[Stored data]
____

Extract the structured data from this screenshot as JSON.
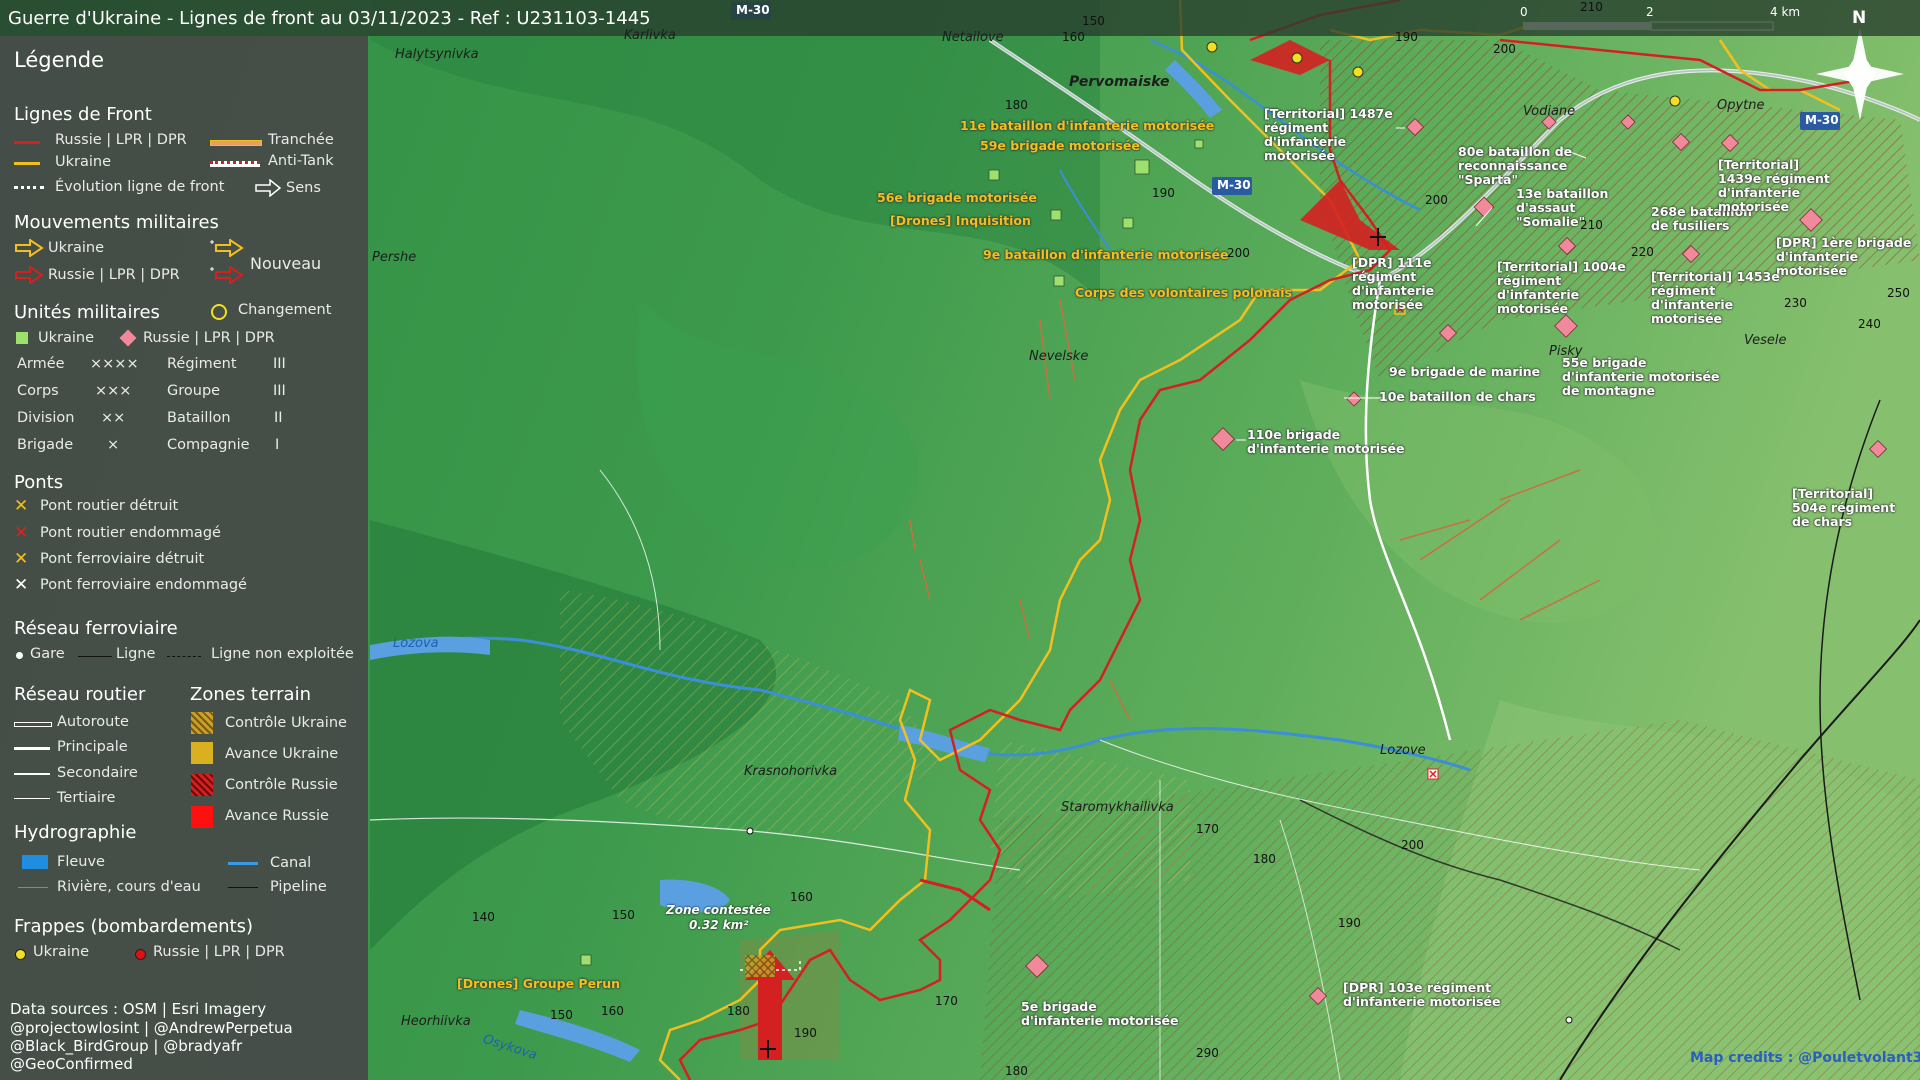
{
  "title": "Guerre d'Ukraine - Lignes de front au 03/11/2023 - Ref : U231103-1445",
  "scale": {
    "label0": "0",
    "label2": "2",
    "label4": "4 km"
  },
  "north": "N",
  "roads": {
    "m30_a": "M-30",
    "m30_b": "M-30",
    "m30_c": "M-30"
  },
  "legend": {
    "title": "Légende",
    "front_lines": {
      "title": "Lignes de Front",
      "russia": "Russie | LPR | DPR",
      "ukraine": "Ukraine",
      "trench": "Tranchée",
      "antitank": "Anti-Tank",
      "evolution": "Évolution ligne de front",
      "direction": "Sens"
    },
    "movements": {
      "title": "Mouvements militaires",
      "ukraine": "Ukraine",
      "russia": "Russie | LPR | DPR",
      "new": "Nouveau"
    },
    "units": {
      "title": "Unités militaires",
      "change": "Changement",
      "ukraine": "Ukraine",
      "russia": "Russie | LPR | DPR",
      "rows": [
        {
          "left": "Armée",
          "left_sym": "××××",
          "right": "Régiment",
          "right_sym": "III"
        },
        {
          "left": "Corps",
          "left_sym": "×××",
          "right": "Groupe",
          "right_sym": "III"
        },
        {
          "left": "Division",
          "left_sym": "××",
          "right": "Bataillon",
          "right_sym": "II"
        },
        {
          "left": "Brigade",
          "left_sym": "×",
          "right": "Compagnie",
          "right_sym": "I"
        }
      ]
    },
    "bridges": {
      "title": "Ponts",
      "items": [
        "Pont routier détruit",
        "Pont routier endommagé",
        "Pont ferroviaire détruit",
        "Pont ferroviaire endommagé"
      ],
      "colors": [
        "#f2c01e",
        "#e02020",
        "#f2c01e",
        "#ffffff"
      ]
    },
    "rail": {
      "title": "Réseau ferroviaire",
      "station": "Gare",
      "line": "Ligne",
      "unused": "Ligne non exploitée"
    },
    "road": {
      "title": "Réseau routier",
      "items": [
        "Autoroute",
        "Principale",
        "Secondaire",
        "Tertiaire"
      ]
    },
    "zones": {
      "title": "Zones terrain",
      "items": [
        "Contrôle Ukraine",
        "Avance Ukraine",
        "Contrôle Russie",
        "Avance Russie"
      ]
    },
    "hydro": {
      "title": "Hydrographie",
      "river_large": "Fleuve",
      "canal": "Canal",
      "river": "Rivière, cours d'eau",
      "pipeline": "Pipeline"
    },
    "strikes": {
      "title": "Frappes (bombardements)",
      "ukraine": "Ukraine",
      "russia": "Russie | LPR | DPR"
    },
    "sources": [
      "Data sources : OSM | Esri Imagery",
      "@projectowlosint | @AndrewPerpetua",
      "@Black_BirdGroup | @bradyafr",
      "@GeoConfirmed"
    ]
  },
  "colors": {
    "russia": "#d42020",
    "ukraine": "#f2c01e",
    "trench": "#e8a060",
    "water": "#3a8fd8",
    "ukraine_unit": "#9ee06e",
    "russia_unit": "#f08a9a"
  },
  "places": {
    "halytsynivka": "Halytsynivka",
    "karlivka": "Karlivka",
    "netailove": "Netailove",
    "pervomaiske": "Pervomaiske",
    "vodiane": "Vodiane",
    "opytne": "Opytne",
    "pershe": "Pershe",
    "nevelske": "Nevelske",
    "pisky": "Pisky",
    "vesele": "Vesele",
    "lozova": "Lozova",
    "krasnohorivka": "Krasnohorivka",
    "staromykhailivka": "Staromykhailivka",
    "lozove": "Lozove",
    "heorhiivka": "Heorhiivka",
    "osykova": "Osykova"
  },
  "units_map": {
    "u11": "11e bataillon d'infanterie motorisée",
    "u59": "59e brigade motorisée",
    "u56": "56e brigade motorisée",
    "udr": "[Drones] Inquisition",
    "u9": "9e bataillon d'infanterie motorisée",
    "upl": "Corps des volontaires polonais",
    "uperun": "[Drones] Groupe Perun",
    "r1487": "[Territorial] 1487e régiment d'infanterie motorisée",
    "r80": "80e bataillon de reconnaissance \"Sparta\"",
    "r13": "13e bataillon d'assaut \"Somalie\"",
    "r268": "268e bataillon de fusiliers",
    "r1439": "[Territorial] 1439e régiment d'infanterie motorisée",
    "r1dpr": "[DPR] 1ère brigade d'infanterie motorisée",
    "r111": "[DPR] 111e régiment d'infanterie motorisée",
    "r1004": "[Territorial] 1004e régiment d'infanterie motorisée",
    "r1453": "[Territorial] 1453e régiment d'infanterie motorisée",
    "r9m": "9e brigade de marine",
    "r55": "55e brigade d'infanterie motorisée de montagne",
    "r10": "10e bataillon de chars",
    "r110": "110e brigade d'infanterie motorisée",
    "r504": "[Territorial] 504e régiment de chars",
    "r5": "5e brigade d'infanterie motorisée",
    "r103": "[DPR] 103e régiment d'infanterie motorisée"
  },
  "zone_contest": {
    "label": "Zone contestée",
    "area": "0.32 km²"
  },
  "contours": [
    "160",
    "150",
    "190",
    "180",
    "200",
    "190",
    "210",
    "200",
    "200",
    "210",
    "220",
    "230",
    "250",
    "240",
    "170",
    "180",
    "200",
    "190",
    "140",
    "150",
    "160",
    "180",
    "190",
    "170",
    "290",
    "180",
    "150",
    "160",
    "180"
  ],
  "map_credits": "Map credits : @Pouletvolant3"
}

____

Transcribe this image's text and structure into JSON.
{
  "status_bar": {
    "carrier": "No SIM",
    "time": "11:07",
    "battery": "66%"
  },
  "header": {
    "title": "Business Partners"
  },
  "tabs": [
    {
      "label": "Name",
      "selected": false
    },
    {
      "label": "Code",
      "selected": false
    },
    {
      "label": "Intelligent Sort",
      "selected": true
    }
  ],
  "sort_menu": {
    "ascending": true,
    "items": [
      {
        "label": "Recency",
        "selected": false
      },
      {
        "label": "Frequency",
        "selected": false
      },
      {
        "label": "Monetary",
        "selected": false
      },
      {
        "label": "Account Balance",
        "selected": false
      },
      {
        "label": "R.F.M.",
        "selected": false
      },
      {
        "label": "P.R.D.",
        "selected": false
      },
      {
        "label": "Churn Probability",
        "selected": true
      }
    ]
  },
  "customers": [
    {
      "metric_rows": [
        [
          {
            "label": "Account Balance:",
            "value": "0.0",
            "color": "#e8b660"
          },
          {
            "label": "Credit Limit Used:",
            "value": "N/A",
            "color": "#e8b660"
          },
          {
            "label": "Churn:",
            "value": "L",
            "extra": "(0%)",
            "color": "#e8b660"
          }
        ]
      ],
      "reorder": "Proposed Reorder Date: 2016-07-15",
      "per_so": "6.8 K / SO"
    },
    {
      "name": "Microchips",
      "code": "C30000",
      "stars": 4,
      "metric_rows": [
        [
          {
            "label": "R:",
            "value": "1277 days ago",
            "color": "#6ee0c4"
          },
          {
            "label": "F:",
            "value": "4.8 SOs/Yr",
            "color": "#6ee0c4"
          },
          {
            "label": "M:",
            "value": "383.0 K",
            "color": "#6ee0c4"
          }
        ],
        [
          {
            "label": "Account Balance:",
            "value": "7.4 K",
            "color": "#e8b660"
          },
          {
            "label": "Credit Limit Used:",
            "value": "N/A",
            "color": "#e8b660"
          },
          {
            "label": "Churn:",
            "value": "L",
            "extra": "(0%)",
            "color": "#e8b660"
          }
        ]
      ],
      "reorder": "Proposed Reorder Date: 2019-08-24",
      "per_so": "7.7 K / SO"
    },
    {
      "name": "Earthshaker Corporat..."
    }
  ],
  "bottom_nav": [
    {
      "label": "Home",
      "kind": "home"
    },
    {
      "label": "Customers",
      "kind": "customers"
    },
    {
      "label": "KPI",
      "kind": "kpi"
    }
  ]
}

____

▸ Task goal:
Pick out all lines from the data above in which the word "Territorial" appears.

▸ Task result:
    "r1487": "[Territorial] 1487e régiment d'infanterie motorisée",
    "r1439": "[Territorial] 1439e régiment d'infanterie motorisée",
    "r1004": "[Territorial] 1004e régiment d'infanterie motorisée",
    "r1453": "[Territorial] 1453e régiment d'infanterie motorisée",
    "r504": "[Territorial] 504e régiment de chars",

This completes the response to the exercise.